What the task asks » Each line of the data that includes the string "arrow" is to be copied out.

______________________________

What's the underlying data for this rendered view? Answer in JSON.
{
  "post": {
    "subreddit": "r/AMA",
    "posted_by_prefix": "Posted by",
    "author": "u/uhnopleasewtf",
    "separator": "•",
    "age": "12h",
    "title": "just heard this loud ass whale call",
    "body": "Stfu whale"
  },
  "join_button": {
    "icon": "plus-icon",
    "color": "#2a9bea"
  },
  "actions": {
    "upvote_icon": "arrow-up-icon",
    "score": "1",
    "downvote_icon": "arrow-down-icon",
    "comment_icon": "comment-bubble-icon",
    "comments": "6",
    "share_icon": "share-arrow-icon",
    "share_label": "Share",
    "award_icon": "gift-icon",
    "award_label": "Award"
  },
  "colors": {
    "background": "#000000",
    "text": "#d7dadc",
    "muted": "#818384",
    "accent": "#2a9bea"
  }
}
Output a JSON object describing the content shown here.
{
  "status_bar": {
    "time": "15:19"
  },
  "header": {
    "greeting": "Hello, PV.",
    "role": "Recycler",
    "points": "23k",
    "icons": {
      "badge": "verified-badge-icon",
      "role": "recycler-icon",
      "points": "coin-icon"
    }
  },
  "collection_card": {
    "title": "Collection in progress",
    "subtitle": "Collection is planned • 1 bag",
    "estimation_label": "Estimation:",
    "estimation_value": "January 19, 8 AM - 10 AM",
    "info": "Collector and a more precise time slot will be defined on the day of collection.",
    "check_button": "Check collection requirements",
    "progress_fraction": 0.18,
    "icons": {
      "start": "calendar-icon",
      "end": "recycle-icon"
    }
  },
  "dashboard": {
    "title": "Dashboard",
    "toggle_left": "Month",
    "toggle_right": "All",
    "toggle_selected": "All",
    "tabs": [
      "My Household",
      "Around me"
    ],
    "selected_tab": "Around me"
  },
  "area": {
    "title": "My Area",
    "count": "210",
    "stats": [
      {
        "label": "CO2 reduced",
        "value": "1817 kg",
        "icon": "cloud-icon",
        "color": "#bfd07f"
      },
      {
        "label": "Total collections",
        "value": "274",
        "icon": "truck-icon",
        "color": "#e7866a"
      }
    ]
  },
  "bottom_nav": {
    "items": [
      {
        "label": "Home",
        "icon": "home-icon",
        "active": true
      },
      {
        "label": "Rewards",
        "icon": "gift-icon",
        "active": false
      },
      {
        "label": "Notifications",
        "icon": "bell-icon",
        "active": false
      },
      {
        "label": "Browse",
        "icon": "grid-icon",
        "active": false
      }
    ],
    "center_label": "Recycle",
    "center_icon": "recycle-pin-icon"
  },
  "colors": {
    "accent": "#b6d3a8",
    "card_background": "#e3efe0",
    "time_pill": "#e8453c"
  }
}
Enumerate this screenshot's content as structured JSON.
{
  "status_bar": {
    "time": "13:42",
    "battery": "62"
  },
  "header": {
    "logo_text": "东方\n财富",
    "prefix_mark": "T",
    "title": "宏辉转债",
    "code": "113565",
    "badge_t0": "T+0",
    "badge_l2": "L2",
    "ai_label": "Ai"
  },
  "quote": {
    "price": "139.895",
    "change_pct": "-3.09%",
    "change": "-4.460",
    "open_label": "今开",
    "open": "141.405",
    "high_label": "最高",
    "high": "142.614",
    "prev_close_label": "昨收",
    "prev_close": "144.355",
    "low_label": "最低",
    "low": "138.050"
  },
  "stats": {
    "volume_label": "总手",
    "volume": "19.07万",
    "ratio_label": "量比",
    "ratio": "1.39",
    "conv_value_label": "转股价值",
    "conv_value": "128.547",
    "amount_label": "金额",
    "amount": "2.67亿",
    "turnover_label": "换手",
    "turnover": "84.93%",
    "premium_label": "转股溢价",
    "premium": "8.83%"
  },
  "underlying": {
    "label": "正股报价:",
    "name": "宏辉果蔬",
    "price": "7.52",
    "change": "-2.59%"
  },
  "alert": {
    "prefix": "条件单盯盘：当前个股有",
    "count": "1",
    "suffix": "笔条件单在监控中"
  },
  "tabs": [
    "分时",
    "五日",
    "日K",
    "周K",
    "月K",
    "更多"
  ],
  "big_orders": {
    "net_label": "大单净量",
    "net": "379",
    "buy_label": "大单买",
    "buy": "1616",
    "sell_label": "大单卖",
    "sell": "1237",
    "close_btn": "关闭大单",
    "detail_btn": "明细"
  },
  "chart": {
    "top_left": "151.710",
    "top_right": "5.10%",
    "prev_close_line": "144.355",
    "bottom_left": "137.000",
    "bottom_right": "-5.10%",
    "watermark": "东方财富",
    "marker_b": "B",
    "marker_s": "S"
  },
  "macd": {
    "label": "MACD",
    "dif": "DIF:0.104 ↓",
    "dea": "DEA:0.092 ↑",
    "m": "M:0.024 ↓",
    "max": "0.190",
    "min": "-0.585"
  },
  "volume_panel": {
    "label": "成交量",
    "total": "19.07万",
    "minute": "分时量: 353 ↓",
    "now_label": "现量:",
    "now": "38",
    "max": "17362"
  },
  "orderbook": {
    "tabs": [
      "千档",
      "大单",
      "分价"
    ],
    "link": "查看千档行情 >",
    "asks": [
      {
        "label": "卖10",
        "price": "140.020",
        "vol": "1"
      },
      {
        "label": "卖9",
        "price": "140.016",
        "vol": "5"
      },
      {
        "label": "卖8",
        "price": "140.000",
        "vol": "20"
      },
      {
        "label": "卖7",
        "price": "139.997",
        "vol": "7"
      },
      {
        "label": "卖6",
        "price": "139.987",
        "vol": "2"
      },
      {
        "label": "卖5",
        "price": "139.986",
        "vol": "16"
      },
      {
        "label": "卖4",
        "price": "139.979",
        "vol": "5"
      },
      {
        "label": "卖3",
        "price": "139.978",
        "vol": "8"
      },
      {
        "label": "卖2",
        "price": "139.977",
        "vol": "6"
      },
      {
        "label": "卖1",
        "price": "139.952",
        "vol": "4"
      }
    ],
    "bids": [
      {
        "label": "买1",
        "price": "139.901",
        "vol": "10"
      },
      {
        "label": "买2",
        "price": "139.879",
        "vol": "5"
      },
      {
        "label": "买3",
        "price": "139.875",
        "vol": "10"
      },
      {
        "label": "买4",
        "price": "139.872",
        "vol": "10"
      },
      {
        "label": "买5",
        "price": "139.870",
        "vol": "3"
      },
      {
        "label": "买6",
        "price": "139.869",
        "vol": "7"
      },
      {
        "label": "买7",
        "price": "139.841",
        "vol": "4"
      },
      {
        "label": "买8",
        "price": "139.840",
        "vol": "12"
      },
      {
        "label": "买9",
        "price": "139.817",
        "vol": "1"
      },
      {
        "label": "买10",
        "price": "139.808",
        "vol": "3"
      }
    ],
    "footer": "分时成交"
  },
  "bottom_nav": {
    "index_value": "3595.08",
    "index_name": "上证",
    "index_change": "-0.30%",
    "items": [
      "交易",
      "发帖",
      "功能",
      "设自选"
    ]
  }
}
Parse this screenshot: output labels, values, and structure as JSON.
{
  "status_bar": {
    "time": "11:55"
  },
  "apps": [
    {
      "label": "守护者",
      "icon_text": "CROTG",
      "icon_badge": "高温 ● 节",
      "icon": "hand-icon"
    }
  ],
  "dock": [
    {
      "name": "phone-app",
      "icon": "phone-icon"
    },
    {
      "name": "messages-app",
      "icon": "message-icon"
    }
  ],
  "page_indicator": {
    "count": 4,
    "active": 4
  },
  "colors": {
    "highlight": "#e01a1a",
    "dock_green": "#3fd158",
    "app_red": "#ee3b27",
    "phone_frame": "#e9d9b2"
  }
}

______________________________

Reply »
    "upvote_icon": "arrow-up-icon",
    "downvote_icon": "arrow-down-icon",
    "share_icon": "share-arrow-icon",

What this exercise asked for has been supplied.